- _TASK TO CARRY OUT_:
Check each line of the records below for the word "document" and copy those where it appears.

## start

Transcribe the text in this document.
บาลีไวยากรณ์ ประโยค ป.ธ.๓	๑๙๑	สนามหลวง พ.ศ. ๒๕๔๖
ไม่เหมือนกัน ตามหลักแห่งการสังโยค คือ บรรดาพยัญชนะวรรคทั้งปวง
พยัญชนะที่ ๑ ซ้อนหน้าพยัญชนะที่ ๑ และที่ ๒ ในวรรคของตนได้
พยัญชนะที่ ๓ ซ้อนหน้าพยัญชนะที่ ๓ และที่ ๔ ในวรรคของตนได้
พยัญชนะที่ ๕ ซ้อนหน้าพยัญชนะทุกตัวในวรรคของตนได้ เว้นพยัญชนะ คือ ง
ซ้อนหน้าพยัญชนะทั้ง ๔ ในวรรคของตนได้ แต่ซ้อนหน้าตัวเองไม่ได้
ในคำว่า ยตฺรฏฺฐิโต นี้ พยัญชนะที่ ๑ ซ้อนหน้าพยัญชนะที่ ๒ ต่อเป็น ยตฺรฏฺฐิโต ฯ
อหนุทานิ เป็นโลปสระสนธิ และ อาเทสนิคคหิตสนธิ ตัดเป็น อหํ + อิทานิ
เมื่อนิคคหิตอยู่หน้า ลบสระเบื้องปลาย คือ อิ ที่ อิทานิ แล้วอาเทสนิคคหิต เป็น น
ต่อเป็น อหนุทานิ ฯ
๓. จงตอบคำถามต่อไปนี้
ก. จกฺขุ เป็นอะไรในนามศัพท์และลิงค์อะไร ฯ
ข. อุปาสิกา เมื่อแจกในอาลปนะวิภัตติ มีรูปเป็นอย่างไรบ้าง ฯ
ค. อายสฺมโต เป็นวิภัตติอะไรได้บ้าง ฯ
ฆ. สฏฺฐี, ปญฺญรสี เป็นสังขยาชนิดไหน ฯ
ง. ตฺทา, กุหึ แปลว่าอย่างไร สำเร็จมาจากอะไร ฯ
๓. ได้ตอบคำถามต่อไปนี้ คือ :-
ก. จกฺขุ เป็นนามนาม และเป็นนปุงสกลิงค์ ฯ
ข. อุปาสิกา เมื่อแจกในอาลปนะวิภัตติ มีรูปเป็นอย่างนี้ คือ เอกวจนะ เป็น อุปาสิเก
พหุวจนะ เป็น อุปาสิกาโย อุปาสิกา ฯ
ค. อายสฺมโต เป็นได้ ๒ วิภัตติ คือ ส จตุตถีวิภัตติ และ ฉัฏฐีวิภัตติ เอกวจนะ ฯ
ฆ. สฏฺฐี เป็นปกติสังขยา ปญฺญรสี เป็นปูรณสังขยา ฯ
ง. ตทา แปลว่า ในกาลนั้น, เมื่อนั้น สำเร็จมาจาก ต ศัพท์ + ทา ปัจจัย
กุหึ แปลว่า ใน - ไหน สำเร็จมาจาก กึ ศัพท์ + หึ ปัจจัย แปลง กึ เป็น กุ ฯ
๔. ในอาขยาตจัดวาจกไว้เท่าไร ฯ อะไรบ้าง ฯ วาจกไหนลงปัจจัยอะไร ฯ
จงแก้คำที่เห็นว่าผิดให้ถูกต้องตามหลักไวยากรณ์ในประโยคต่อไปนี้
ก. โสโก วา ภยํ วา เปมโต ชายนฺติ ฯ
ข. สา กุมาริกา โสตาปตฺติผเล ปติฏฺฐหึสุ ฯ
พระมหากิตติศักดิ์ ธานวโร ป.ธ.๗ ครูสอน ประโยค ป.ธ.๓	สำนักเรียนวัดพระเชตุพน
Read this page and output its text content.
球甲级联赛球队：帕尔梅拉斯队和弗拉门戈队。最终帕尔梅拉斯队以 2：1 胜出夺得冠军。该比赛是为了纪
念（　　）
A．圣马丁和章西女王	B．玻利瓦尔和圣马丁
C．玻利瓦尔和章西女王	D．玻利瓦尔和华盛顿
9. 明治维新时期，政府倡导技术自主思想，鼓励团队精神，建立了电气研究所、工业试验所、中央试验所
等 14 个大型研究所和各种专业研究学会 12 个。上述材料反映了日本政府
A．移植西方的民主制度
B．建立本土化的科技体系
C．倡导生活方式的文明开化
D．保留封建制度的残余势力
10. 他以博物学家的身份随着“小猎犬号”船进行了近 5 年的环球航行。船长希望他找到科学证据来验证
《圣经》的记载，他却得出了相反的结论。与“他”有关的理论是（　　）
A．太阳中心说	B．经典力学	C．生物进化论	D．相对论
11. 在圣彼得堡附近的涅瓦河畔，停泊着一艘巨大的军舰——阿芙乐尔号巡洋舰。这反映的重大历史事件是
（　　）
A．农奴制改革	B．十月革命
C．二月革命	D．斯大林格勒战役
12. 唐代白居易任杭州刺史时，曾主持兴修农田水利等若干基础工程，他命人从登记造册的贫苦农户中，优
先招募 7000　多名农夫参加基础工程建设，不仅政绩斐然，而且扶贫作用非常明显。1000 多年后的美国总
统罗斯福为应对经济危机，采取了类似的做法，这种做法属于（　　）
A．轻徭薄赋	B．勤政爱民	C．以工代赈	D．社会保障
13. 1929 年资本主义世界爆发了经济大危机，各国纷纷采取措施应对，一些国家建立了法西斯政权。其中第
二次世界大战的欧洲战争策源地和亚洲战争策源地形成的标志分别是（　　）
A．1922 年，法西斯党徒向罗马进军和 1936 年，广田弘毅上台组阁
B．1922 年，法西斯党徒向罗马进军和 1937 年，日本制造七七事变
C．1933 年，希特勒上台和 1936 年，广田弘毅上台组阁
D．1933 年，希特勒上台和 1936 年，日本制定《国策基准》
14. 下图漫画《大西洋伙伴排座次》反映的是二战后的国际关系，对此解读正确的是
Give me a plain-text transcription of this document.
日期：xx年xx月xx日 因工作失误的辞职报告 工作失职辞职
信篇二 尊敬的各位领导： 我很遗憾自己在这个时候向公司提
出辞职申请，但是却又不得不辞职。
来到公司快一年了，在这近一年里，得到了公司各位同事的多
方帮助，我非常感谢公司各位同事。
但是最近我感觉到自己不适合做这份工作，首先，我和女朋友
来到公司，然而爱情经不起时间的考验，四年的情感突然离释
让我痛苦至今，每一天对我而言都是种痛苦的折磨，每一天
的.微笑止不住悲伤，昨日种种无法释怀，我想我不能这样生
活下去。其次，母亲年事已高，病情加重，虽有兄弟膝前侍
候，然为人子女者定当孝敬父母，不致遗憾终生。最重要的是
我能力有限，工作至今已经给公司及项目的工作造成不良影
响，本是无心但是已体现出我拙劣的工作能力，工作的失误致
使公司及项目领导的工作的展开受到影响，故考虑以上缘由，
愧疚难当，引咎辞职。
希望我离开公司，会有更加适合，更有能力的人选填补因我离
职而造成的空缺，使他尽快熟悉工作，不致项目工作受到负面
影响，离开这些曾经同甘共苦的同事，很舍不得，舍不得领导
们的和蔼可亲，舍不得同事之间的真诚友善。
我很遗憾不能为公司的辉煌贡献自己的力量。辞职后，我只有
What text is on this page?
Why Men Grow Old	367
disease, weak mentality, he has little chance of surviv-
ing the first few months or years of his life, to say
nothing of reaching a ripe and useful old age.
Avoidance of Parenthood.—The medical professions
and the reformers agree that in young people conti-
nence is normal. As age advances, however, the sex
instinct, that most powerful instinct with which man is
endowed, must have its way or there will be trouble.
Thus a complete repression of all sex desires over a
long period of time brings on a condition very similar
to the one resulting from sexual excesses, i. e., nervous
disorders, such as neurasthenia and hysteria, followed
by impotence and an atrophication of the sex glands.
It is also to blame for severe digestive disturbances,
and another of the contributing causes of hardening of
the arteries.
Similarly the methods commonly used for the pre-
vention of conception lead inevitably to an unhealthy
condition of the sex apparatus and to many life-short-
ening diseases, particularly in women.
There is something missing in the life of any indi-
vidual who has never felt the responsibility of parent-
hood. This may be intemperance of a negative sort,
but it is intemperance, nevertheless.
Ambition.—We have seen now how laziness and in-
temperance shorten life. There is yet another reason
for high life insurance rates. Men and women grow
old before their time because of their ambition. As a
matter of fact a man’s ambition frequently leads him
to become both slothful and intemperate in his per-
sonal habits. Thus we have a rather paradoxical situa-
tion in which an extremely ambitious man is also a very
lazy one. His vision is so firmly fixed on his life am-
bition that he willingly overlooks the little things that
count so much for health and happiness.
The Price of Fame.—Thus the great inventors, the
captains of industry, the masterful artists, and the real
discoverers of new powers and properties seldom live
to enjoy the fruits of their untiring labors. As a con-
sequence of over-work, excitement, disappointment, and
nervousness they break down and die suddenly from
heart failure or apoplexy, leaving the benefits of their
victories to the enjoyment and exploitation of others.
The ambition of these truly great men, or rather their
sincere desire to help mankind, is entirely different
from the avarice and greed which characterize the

## end

- _ANSWER FOR THE TASK_:
Transcribe the text in this document.
Give me a plain-text transcription of this document.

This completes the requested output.